Records:
┄┄┄┄┄┄

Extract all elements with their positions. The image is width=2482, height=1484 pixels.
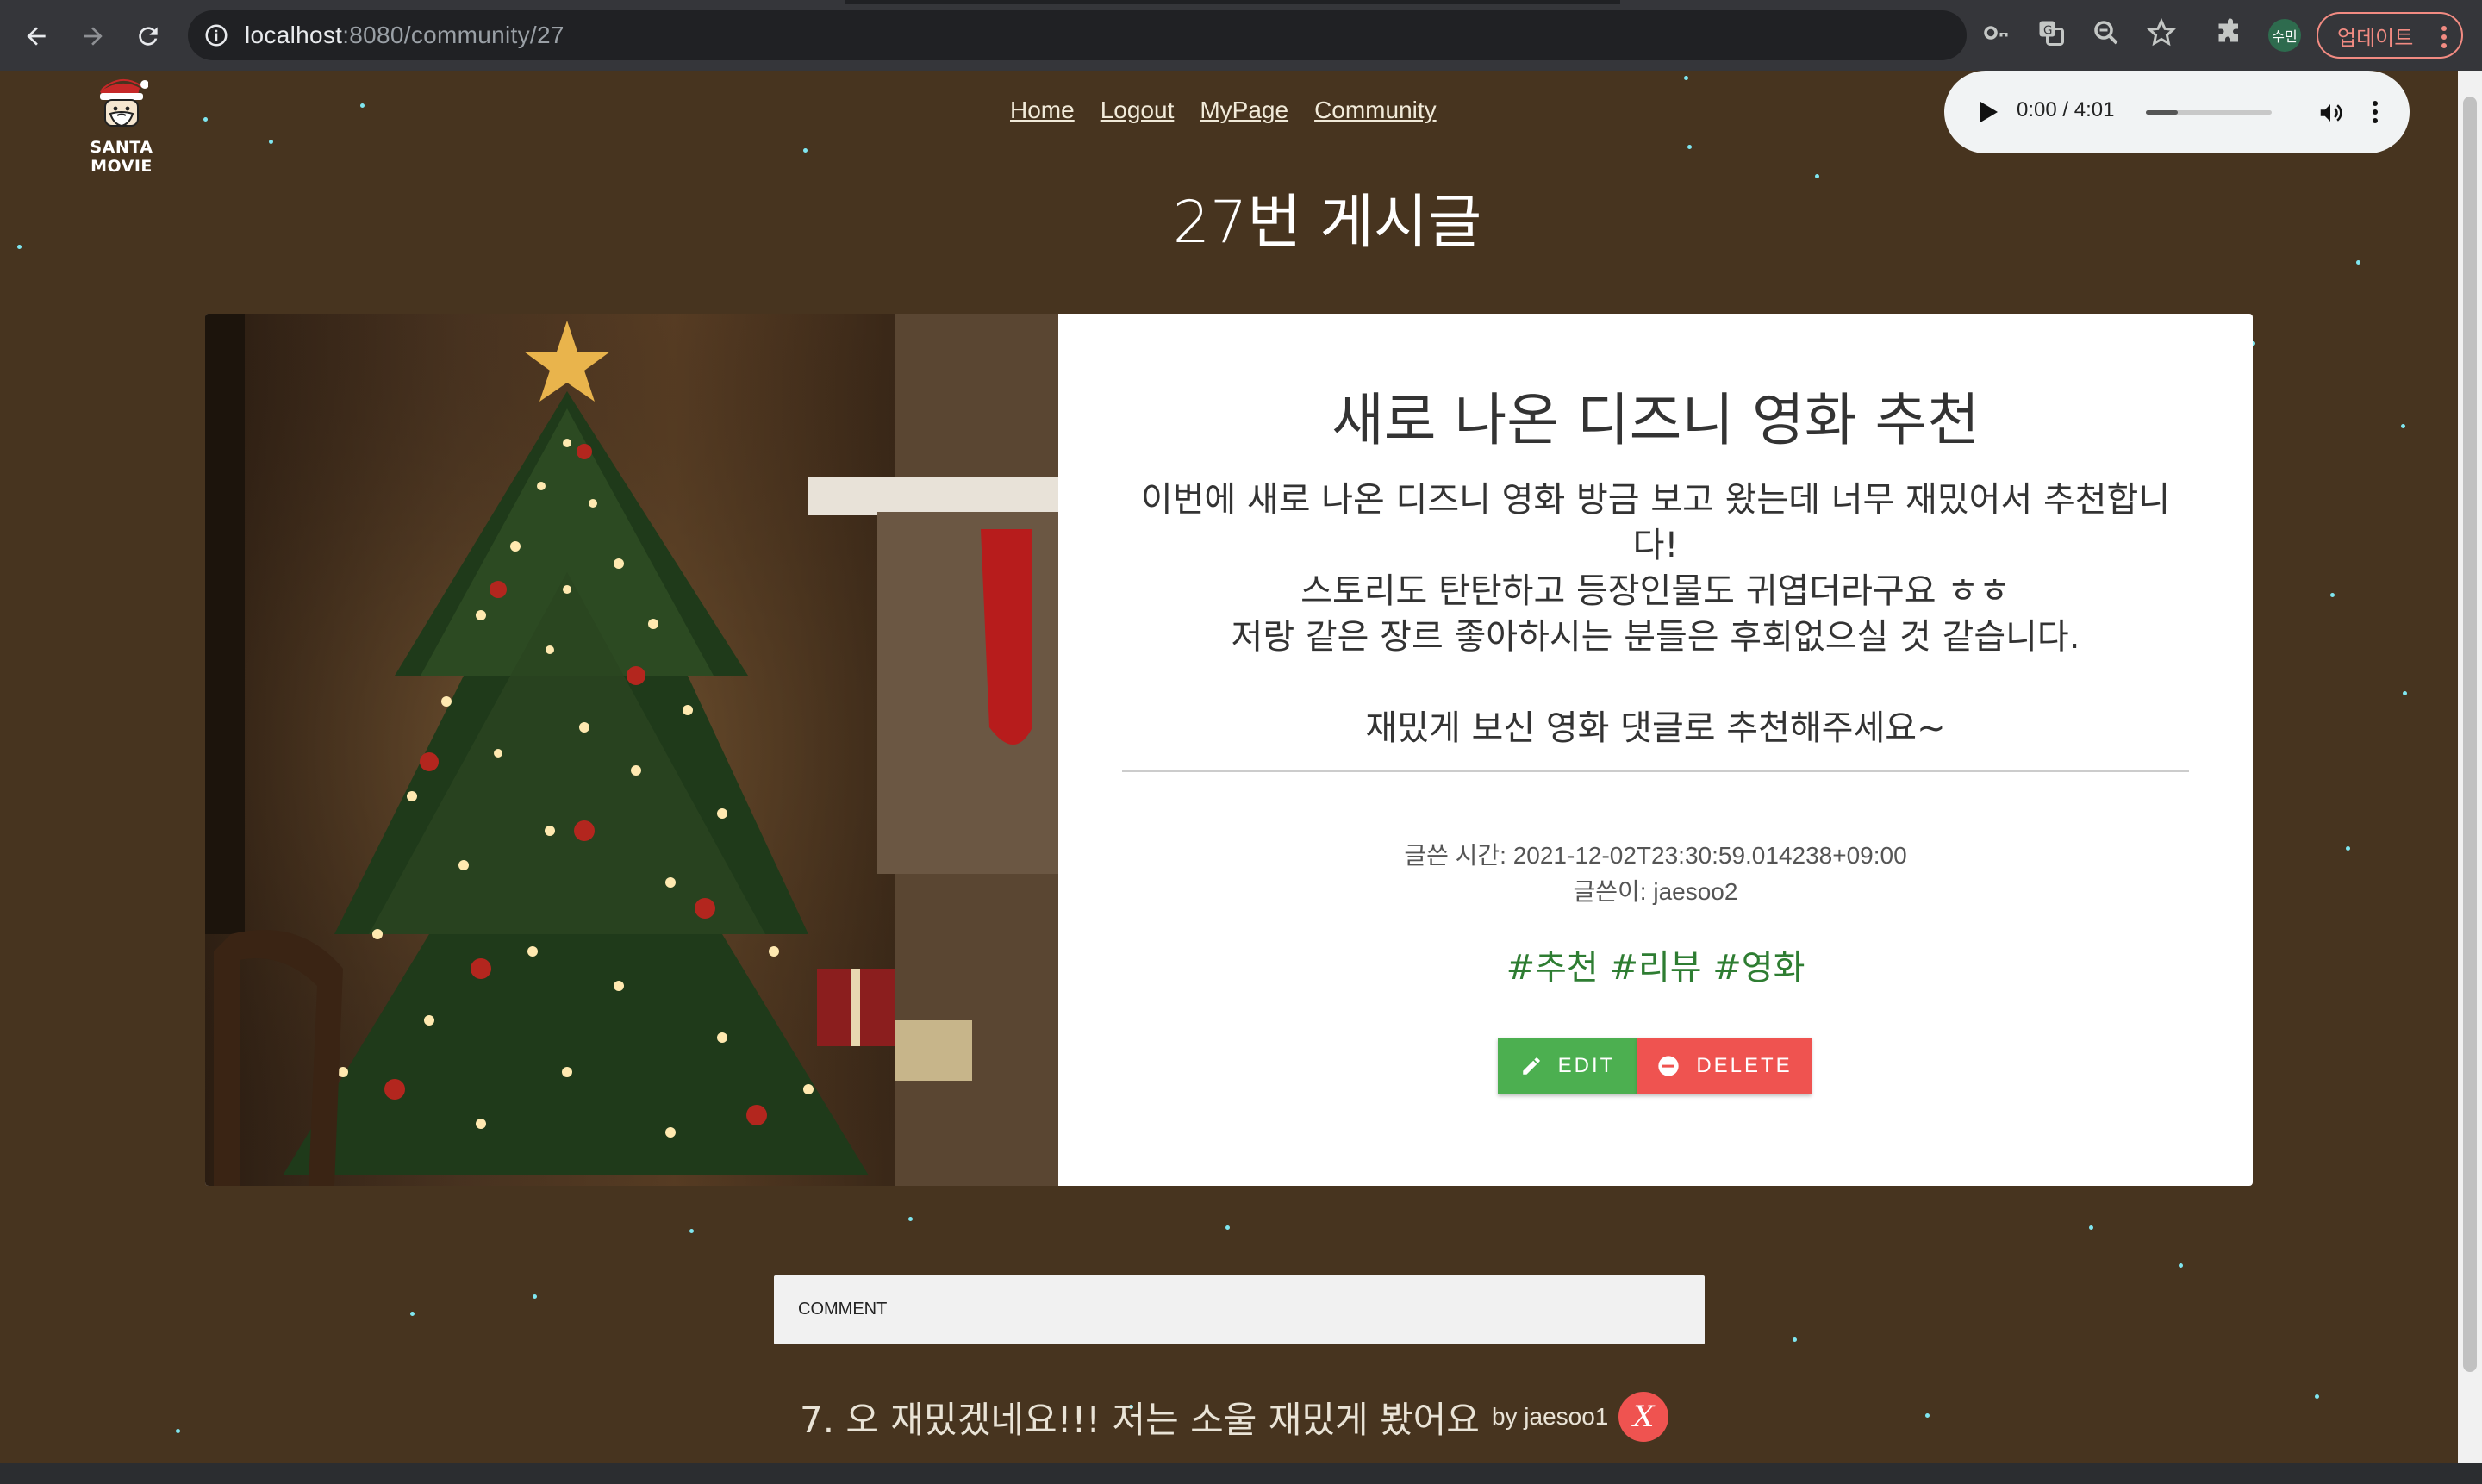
key-icon[interactable] xyxy=(1980,17,2011,52)
update-button[interactable]: 업데이트 xyxy=(2317,12,2463,59)
more-vert-icon[interactable] xyxy=(2441,24,2448,55)
post-card: 새로 나온 디즈니 영화 추천 이번에 새로 나온 디즈니 영화 방금 보고 왔… xyxy=(205,314,2253,1186)
star-icon[interactable] xyxy=(2146,17,2177,52)
svg-text:G: G xyxy=(2043,24,2052,38)
main-nav: Home Logout MyPage Community xyxy=(1010,97,1437,124)
delete-button[interactable]: DELETE xyxy=(1637,1038,1812,1094)
comment-text: 7. 오 재밌겠네요!!! 저는 소울 재밌게 봤어요 xyxy=(800,1398,1480,1441)
post-meta: 글쓴 시간: 2021-12-02T23:30:59.014238+09:00 … xyxy=(1058,838,2253,910)
nav-home[interactable]: Home xyxy=(1010,97,1075,124)
window-bottom-edge xyxy=(0,1463,2482,1484)
address-bar[interactable]: localhost:8080/community/27 xyxy=(188,10,1967,60)
back-icon[interactable] xyxy=(17,17,55,55)
more-vert-icon[interactable] xyxy=(2372,100,2379,128)
post-tags: #추천 #리뷰 #영화 xyxy=(1506,948,1805,988)
minus-circle-icon xyxy=(1658,1056,1679,1076)
tab-strip-edge xyxy=(845,0,1620,4)
nav-logout[interactable]: Logout xyxy=(1101,97,1175,124)
post-author: 글쓴이: jaesoo2 xyxy=(1573,878,1738,905)
audio-player: 0:00 / 4:01 xyxy=(1944,71,2410,153)
zoom-icon[interactable] xyxy=(2091,17,2122,52)
info-icon[interactable] xyxy=(203,22,229,52)
extensions-icon[interactable] xyxy=(2215,17,2246,52)
update-label: 업데이트 xyxy=(2337,25,2414,50)
volume-icon[interactable] xyxy=(2317,100,2344,129)
audio-time: 0:00 / 4:01 xyxy=(2017,98,2115,122)
santa-logo-icon xyxy=(100,79,149,128)
nav-mypage[interactable]: MyPage xyxy=(1200,97,1288,124)
comment-input[interactable]: COMMENT xyxy=(774,1275,1705,1344)
post-title: 새로 나온 디즈니 영화 추천 xyxy=(1331,387,1980,453)
post-created-at: 글쓴 시간: 2021-12-02T23:30:59.014238+09:00 xyxy=(1404,842,1907,869)
forward-icon[interactable] xyxy=(74,17,112,55)
comment-label: COMMENT xyxy=(798,1300,888,1319)
browser-toolbar: localhost:8080/community/27 G 수민 업데이트 xyxy=(0,0,2482,71)
comment-item: 7. 오 재밌겠네요!!! 저는 소울 재밌게 봤어요 by jaesoo1 X xyxy=(800,1391,1669,1443)
profile-avatar[interactable]: 수민 xyxy=(2268,19,2301,52)
url-text: localhost:8080/community/27 xyxy=(245,22,564,48)
scrollbar[interactable] xyxy=(2458,71,2482,1463)
reload-icon[interactable] xyxy=(129,17,167,55)
scrollbar-thumb[interactable] xyxy=(2463,97,2477,1372)
pencil-icon xyxy=(1522,1057,1540,1075)
play-icon[interactable] xyxy=(1977,100,1999,128)
page-title: 27번 게시글 xyxy=(1172,189,1482,257)
post-body: 새로 나온 디즈니 영화 추천 이번에 새로 나온 디즈니 영화 방금 보고 왔… xyxy=(1058,314,2253,1186)
edit-button[interactable]: EDIT xyxy=(1498,1038,1637,1094)
edit-label: EDIT xyxy=(1557,1054,1616,1077)
site-logo[interactable]: SANTA MOVIE xyxy=(57,76,186,176)
translate-icon[interactable]: G xyxy=(2036,17,2067,52)
comment-author: by jaesoo1 xyxy=(1491,1403,1609,1430)
delete-label: DELETE xyxy=(1696,1054,1793,1077)
page-viewport: SANTA MOVIE Home Logout MyPage Community… xyxy=(0,71,2458,1463)
christmas-tree-image xyxy=(205,314,1058,1186)
audio-progress xyxy=(2146,110,2178,115)
post-content: 이번에 새로 나온 디즈니 영화 방금 보고 왔는데 너무 재밌어서 추천합니다… xyxy=(1140,480,2171,748)
nav-community[interactable]: Community xyxy=(1314,97,1437,124)
audio-seek-slider[interactable] xyxy=(2146,110,2272,115)
logo-text: SANTA MOVIE xyxy=(90,138,153,176)
divider xyxy=(1122,770,2189,772)
comment-delete-button[interactable]: X xyxy=(1618,1392,1669,1442)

┄┄┄┄┄┄

Required task: Put the items into a Markdown table with the columns Row and Line, numbering each row and leaving out blank lines. Begin at the line that has "key-icon[interactable] xyxy=(1980,17,2011,52)" and stop after the line that has "delete-button[interactable]: DELETE xyxy=(1637,1038,1812,1094)".

Exercise result:
| Row | Line |
|---|---|
| 1 | key-icon[interactable] xyxy=(1980,17,2011,52) |
| 2 | update-button[interactable]: 업데이트 xyxy=(2317,12,2463,59) |
| 3 | more-vert-icon[interactable] xyxy=(2441,24,2448,55) |
| 4 | post-card: 새로 나온 디즈니 영화 추천 이번에 새로 나온 디즈니 영화 방금 보고 왔… xyxy=(205,314,2253,1186) |
| 5 | star-icon[interactable] xyxy=(2146,17,2177,52) |
| 6 | svg-text:G: G xyxy=(2043,24,2052,38) |
| 7 | main-nav: Home Logout MyPage Community xyxy=(1010,97,1437,124) |
| 8 | delete-button[interactable]: DELETE xyxy=(1637,1038,1812,1094) |